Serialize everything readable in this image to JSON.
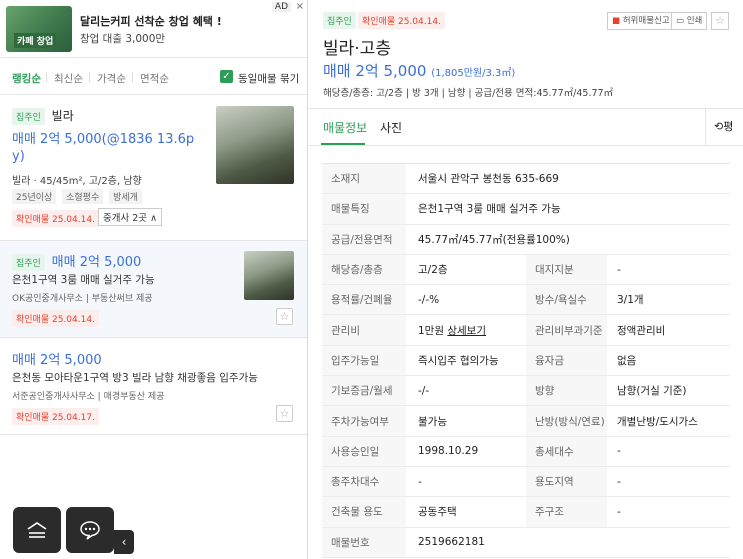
{
  "ad": {
    "badge": "AD",
    "close": "×",
    "title": "달리는커피 선착순 창업 혜택 !",
    "subtitle": "창업 대출 3,000만",
    "thumb_text": "카페 창업"
  },
  "sort": {
    "options": [
      "랭킹순",
      "최신순",
      "가격순",
      "면적순"
    ],
    "same_listing_label": "동일매물 묶기"
  },
  "listing1": {
    "owner_badge": "집주인",
    "type": "빌라",
    "price": "매매 2억 5,000(@1836 13.6p",
    "price_wrap": "y)",
    "summary": "빌라 · 45/45m², 고/2층, 남향",
    "tags": [
      "25년이상",
      "소형평수",
      "방세개"
    ],
    "confirm": "확인매물 25.04.14.",
    "agents": "중개사 2곳",
    "agents_count": "2"
  },
  "sub1": {
    "owner_badge": "집주인",
    "price": "매매 2억 5,000",
    "desc": "은천1구역 3룸 매매 실거주 가능",
    "agency": "OK공인중개사무소",
    "provider": "부동산써브 제공",
    "confirm": "확인매물 25.04.14."
  },
  "listing2": {
    "price": "매매 2억 5,000",
    "desc": "은천동 모아타운1구역 방3 빌라 남향 채광좋음 입주가능",
    "agency": "서준공인중개사사무소",
    "provider": "매경부동산 제공",
    "confirm": "확인매물 25.04.17."
  },
  "detail": {
    "owner_badge": "집주인",
    "confirm_badge": "확인매물 25.04.14.",
    "report_btn": "허위매물신고",
    "print_btn": "인쇄",
    "title": "빌라·고층",
    "price": "매매 2억 5,000",
    "unit_price": "(1,805만원/3.3㎡)",
    "meta": "해당층/총층: 고/2층 | 방 3개 | 남향 | 공급/전용 면적:45.77㎡/45.77㎡",
    "tabs": [
      "매물정보",
      "사진"
    ],
    "tab_extra": "평"
  },
  "info": {
    "address_k": "소재지",
    "address_v": "서울시 관악구 봉천동 635-669",
    "feature_k": "매물특징",
    "feature_v": "은천1구역 3룸 매매 실거주 가능",
    "area_k": "공급/전용면적",
    "area_v": "45.77㎡/45.77㎡(전용률100%)",
    "floor_k": "해당층/총층",
    "floor_v": "고/2층",
    "land_k": "대지지분",
    "land_v": "-",
    "ratio_k": "용적률/건폐율",
    "ratio_v": "-/-%",
    "rooms_k": "방수/욕실수",
    "rooms_v": "3/1개",
    "fee_k": "관리비",
    "fee_v": "1만원",
    "fee_link": "상세보기",
    "fee_basis_k": "관리비부과기준",
    "fee_basis_v": "정액관리비",
    "movein_k": "입주가능일",
    "movein_v": "즉시입주 협의가능",
    "loan_k": "융자금",
    "loan_v": "없음",
    "deposit_k": "기보증금/월세",
    "deposit_v": "-/-",
    "direction_k": "방향",
    "direction_v": "남향(거실 기준)",
    "parking_k": "주차가능여부",
    "parking_v": "불가능",
    "heating_k": "난방(방식/연료)",
    "heating_v": "개별난방/도시가스",
    "approval_k": "사용승인일",
    "approval_v": "1998.10.29",
    "households_k": "총세대수",
    "households_v": "-",
    "totalparking_k": "총주차대수",
    "totalparking_v": "-",
    "zone_k": "용도지역",
    "zone_v": "-",
    "use_k": "건축물 용도",
    "use_v": "공동주택",
    "structure_k": "주구조",
    "structure_v": "-",
    "number_k": "매물번호",
    "number_v": "2519662181"
  },
  "colors": {
    "green": "#2d9e57",
    "blue": "#3a6fd8",
    "red": "#e5412d"
  }
}
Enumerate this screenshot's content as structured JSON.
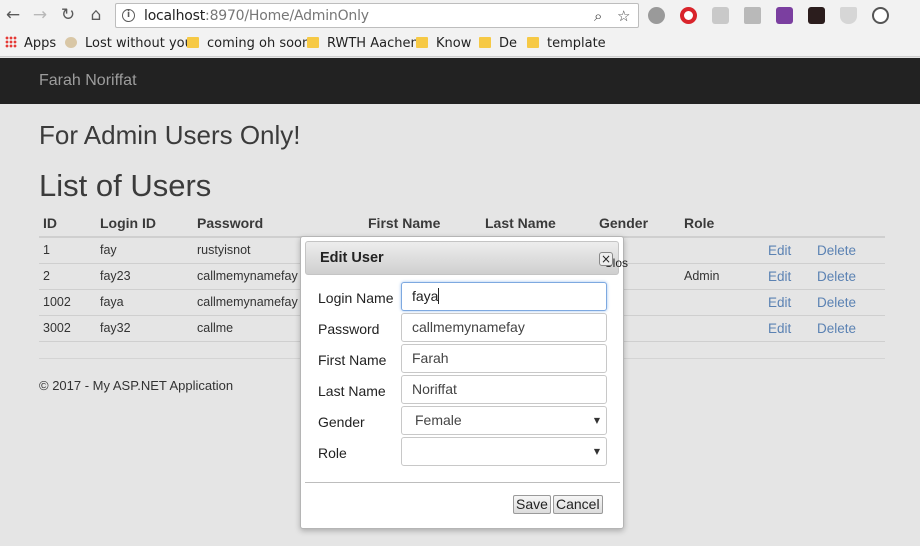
{
  "browser": {
    "url_host": "localhost",
    "url_rest": ":8970/Home/AdminOnly",
    "bookmarks": [
      {
        "label": "Apps",
        "type": "apps"
      },
      {
        "label": "Lost without you",
        "type": "page"
      },
      {
        "label": "coming oh soon",
        "type": "folder"
      },
      {
        "label": "RWTH Aachen",
        "type": "folder"
      },
      {
        "label": "Know",
        "type": "folder"
      },
      {
        "label": "De",
        "type": "folder"
      },
      {
        "label": "template",
        "type": "folder"
      }
    ]
  },
  "navbar": {
    "brand": "Farah Noriffat"
  },
  "page": {
    "title": "For Admin Users Only!",
    "list_title": "List of Users",
    "footer": "© 2017 - My ASP.NET Application"
  },
  "table": {
    "headers": [
      "ID",
      "Login ID",
      "Password",
      "First Name",
      "Last Name",
      "Gender",
      "Role"
    ],
    "rows": [
      {
        "id": "1",
        "login": "fay",
        "password": "rustyisnot",
        "role": "",
        "edit": "Edit",
        "delete": "Delete"
      },
      {
        "id": "2",
        "login": "fay23",
        "password": "callmemynamefay",
        "role": "Admin",
        "edit": "Edit",
        "delete": "Delete"
      },
      {
        "id": "1002",
        "login": "faya",
        "password": "callmemynamefay",
        "role": "",
        "edit": "Edit",
        "delete": "Delete"
      },
      {
        "id": "3002",
        "login": "fay32",
        "password": "callme",
        "role": "",
        "edit": "Edit",
        "delete": "Delete"
      }
    ]
  },
  "modal": {
    "title": "Edit User",
    "close_text": "Clos",
    "close_icon": "×",
    "fields": {
      "login_label": "Login Name",
      "login_value": "faya",
      "password_label": "Password",
      "password_value": "callmemynamefay",
      "first_label": "First Name",
      "first_value": "Farah",
      "last_label": "Last Name",
      "last_value": "Noriffat",
      "gender_label": "Gender",
      "gender_value": "Female",
      "role_label": "Role",
      "role_value": ""
    },
    "save_label": "Save",
    "cancel_label": "Cancel"
  }
}
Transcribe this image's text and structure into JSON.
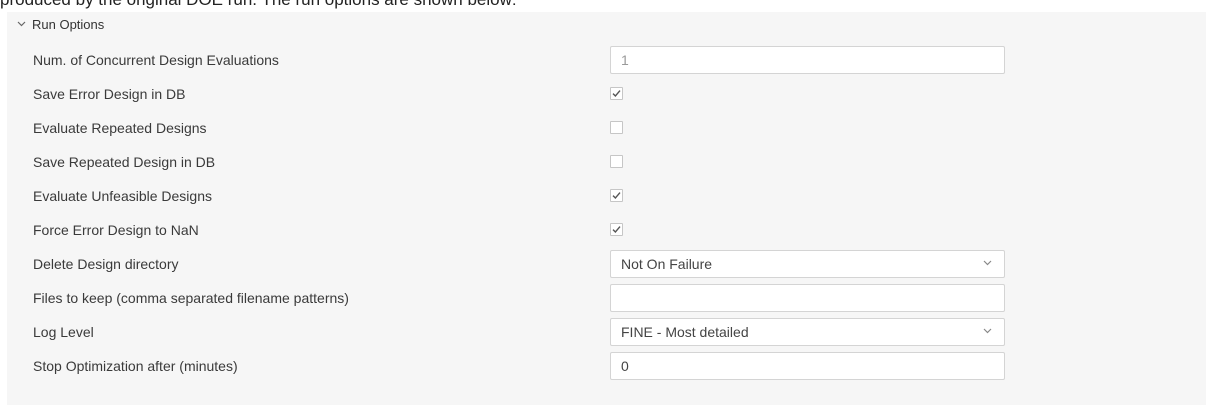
{
  "top_text": "produced by the original DOE run. The run options are shown below:",
  "panel": {
    "title": "Run Options",
    "collapse_icon": "chevron-down-icon"
  },
  "rows": [
    {
      "label": "Num. of Concurrent Design Evaluations",
      "type": "text",
      "value": "1"
    },
    {
      "label": "Save Error Design in DB",
      "type": "checkbox",
      "checked": true
    },
    {
      "label": "Evaluate Repeated Designs",
      "type": "checkbox",
      "checked": false
    },
    {
      "label": "Save Repeated Design in DB",
      "type": "checkbox",
      "checked": false
    },
    {
      "label": "Evaluate Unfeasible Designs",
      "type": "checkbox",
      "checked": true
    },
    {
      "label": "Force Error Design to NaN",
      "type": "checkbox",
      "checked": true
    },
    {
      "label": "Delete Design directory",
      "type": "select",
      "value": "Not On Failure"
    },
    {
      "label": "Files to keep (comma separated filename patterns)",
      "type": "text",
      "value": ""
    },
    {
      "label": "Log Level",
      "type": "select",
      "value": "FINE - Most detailed"
    },
    {
      "label": "Stop Optimization after (minutes)",
      "type": "text",
      "value": "0"
    }
  ]
}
* * * * * * * * *
▸ **WORK TO DO**
Select and copy every line of the material that holds the string "provider".

▸ **WRITTEN ANSWER**
    "provider": "부동산써브 제공",
    "provider": "매경부동산 제공",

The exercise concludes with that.